_What the exercise asks:_ Find the word "this" in the records below. List each line containing it.
---------- Information provided
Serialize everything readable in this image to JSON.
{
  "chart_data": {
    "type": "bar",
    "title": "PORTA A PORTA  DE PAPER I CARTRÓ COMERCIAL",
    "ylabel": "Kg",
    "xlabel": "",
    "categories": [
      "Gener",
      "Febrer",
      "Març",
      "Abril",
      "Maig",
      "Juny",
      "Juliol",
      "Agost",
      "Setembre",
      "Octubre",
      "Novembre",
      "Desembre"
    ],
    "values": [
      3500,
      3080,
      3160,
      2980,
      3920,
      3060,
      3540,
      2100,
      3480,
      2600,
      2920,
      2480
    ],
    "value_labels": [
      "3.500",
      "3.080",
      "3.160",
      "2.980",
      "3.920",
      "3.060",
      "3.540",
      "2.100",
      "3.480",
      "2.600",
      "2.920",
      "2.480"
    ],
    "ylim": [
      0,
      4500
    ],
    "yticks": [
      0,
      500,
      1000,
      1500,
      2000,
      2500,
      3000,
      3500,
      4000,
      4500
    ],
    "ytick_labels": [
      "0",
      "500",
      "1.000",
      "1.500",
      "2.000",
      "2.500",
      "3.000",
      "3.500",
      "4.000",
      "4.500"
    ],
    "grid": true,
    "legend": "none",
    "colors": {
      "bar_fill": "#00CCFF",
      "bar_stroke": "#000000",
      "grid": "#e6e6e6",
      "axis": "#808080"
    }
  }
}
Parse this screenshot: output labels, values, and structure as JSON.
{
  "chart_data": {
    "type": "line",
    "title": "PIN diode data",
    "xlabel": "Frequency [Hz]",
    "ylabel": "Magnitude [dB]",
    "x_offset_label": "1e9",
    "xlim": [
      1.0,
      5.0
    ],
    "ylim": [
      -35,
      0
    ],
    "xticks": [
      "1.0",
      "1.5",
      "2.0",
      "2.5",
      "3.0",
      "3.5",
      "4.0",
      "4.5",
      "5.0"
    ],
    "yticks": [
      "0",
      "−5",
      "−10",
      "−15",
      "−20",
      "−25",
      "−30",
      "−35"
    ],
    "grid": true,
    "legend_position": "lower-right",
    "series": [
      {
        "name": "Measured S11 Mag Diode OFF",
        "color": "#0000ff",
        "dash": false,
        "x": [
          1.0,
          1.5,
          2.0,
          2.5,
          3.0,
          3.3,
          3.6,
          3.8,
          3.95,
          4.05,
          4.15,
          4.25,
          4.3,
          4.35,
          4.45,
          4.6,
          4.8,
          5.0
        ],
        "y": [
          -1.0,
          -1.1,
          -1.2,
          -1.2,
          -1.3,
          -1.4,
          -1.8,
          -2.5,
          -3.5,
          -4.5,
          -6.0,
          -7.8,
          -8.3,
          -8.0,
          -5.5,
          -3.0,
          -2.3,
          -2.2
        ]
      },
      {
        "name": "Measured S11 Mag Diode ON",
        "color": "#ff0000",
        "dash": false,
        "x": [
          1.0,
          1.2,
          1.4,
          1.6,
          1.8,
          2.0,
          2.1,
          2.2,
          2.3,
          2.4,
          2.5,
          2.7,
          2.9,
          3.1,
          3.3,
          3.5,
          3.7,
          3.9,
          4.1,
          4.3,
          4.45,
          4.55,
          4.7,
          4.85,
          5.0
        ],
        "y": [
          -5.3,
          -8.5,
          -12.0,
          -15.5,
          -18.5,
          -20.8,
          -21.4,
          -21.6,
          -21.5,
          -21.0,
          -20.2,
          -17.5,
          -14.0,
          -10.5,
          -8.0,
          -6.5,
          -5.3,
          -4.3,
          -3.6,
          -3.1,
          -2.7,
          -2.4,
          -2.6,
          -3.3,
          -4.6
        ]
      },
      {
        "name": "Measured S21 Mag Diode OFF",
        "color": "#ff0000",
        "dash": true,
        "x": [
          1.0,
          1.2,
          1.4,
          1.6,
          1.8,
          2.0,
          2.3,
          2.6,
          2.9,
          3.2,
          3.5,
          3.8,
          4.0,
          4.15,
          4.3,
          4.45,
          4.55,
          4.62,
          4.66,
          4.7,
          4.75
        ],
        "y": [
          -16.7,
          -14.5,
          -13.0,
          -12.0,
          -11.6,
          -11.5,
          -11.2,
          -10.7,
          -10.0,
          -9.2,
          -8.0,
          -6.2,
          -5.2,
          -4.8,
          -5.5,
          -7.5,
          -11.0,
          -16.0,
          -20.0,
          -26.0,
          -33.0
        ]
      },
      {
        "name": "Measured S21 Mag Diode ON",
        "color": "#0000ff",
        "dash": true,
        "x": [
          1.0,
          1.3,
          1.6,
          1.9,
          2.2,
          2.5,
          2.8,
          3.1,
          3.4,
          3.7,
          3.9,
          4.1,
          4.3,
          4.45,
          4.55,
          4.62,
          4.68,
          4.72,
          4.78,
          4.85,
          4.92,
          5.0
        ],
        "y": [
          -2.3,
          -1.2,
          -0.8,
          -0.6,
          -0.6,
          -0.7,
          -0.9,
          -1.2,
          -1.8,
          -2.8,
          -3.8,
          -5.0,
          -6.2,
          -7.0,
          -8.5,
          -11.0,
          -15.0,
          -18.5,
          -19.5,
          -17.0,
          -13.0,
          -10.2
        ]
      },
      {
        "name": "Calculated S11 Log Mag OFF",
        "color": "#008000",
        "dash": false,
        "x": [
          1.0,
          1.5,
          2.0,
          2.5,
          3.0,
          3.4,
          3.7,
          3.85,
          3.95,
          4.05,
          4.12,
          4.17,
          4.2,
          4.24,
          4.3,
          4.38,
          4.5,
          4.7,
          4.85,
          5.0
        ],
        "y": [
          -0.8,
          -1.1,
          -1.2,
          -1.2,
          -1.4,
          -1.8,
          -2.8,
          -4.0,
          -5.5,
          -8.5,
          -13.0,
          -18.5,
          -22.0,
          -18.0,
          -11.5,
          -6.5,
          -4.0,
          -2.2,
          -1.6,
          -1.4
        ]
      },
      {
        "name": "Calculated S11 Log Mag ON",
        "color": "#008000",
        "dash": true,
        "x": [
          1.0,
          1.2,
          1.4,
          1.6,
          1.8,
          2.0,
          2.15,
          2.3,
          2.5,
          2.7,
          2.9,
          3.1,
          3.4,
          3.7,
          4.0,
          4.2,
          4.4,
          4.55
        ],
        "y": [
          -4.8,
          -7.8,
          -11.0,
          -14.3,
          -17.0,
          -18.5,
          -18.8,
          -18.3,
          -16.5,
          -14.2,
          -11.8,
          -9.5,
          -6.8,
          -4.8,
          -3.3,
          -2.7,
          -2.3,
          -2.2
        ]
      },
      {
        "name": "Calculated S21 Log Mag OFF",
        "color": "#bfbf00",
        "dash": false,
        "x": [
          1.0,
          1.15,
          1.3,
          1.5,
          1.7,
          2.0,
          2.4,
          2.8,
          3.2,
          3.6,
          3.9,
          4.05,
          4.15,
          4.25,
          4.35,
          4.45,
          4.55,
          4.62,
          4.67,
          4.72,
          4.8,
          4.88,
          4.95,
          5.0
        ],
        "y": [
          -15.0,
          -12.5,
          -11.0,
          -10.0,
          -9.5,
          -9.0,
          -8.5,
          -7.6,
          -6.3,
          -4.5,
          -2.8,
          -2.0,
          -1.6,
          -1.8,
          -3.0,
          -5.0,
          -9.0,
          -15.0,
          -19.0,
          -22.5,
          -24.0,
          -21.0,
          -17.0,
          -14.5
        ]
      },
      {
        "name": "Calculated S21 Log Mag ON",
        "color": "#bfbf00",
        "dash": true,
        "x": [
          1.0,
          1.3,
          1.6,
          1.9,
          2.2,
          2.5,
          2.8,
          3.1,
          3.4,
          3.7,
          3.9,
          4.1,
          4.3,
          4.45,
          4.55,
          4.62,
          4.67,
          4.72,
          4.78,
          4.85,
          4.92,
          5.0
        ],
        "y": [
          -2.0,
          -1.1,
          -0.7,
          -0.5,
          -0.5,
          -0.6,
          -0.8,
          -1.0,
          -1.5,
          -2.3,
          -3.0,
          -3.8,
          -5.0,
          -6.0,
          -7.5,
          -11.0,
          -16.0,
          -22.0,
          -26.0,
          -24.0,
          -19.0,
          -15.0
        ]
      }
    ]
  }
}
--------------------
_Full solution:_
Serialize everything readable in this image to JSON.
Parse this screenshot: output labels, values, and structure as JSON.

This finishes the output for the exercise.